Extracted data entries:
........
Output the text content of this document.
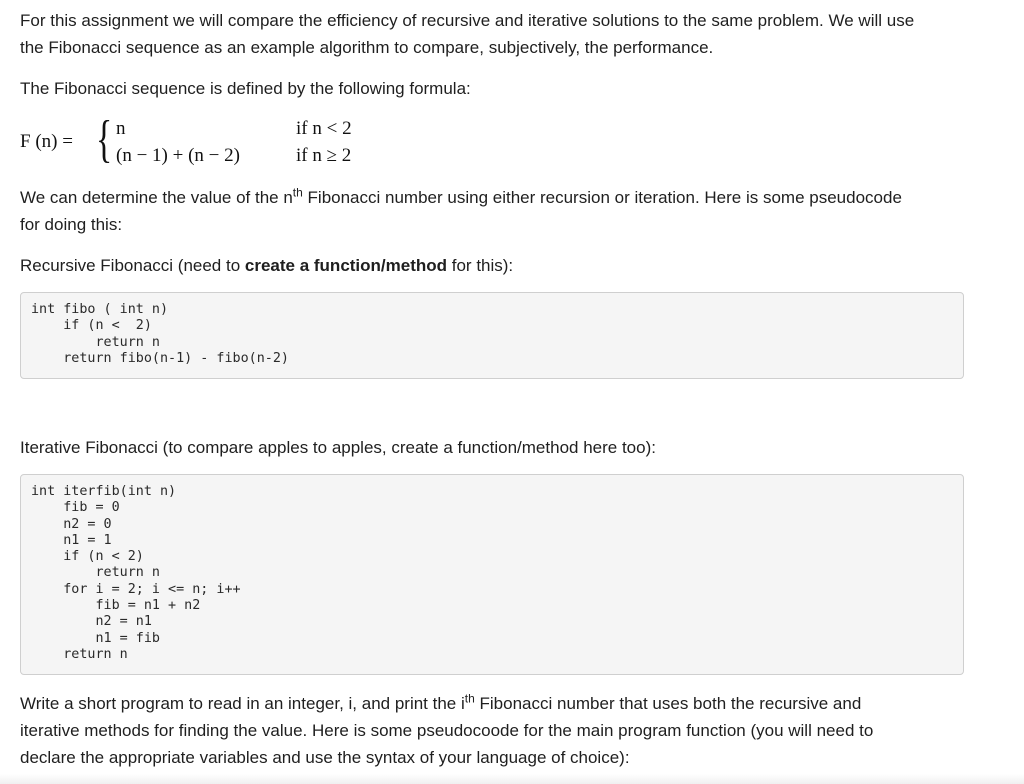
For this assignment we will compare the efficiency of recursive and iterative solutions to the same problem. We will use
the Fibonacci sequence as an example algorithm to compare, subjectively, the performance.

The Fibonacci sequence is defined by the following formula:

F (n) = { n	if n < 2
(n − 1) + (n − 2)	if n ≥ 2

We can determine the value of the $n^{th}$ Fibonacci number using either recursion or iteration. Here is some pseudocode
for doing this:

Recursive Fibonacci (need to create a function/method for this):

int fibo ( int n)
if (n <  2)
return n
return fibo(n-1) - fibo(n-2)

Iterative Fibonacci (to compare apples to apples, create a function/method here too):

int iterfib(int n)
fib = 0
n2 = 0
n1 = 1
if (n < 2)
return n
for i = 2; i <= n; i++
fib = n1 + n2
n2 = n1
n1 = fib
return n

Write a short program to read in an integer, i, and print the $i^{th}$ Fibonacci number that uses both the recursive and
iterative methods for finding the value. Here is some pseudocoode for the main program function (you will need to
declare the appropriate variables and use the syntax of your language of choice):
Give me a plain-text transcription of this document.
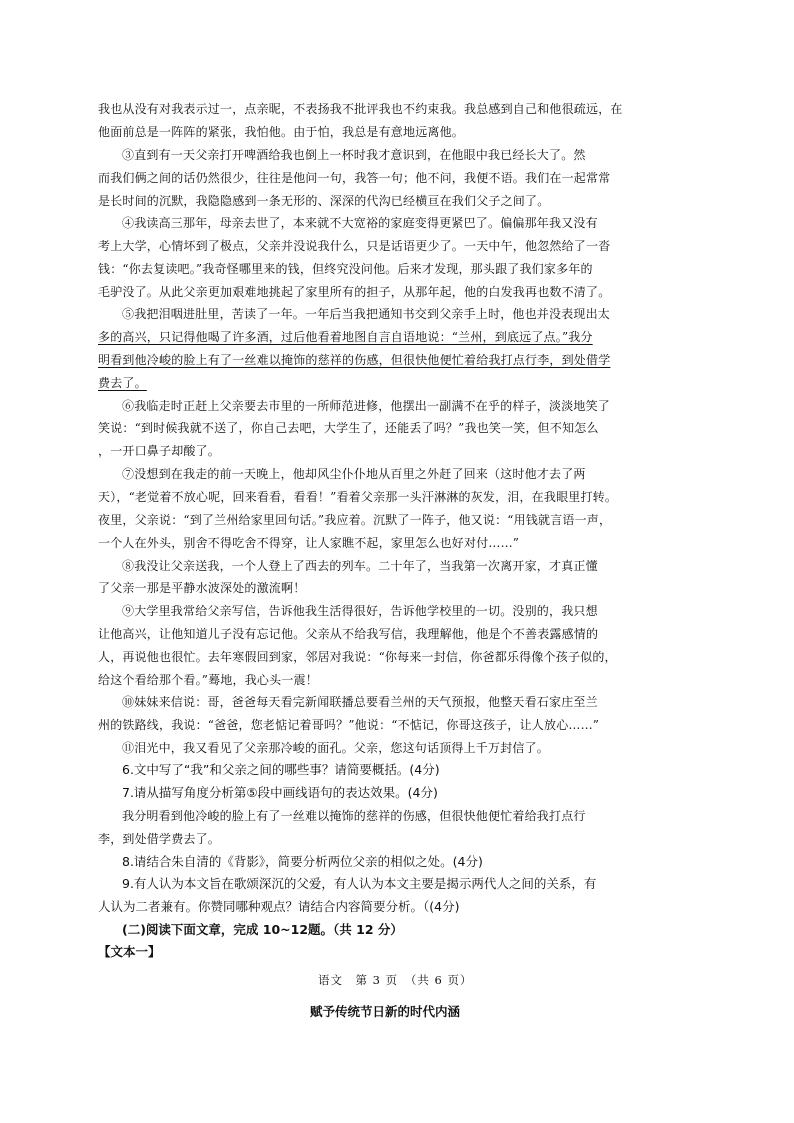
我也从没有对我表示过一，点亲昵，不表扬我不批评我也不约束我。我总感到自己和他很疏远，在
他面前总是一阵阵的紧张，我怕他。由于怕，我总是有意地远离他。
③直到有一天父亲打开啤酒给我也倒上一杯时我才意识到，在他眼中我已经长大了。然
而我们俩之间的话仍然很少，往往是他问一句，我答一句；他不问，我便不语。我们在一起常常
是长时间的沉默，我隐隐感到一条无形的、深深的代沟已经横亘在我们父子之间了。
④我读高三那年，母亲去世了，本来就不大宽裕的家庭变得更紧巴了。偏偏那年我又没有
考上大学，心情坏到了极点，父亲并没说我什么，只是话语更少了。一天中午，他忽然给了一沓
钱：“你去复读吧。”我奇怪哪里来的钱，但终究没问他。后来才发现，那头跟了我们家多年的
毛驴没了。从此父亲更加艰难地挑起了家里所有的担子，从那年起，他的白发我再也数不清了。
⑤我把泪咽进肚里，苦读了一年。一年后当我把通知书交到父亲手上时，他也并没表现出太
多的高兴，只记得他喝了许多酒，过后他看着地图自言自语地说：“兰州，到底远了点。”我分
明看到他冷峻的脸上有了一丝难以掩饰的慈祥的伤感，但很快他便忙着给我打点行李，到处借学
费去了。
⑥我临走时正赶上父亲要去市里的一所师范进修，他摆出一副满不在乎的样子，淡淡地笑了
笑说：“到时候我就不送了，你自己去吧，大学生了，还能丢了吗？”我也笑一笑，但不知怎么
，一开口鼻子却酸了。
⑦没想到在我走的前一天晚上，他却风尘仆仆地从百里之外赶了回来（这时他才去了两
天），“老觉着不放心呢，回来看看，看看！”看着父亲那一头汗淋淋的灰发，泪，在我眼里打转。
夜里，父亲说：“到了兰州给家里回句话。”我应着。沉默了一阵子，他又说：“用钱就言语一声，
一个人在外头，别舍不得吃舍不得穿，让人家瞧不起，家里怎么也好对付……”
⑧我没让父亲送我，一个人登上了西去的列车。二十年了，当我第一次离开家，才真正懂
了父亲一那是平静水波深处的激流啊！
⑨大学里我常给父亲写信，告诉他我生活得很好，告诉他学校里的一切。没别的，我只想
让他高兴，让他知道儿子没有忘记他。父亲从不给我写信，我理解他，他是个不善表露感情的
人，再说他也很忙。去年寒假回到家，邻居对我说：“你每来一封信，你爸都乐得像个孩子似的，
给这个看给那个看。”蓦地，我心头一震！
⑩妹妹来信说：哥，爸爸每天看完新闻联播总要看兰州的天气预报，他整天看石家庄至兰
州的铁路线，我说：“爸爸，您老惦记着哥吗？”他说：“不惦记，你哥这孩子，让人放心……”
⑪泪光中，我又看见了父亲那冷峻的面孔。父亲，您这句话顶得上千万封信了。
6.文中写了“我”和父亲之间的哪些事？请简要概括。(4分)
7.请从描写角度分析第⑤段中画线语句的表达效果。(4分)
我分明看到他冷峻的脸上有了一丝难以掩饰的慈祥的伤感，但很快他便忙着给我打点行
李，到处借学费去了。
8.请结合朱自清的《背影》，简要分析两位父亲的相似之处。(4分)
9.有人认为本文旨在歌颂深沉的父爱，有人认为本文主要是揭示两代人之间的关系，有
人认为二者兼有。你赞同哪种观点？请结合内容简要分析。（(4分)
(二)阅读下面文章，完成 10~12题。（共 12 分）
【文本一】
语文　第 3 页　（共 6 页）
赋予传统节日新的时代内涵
........
### Goal of the exercise
Pick out the lines that include the word "need" and write them out.

### Output
Recursive Fibonacci (need to create a function/method for this):
iterative methods for finding the value. Here is some pseudocoode for the main program function (you will need to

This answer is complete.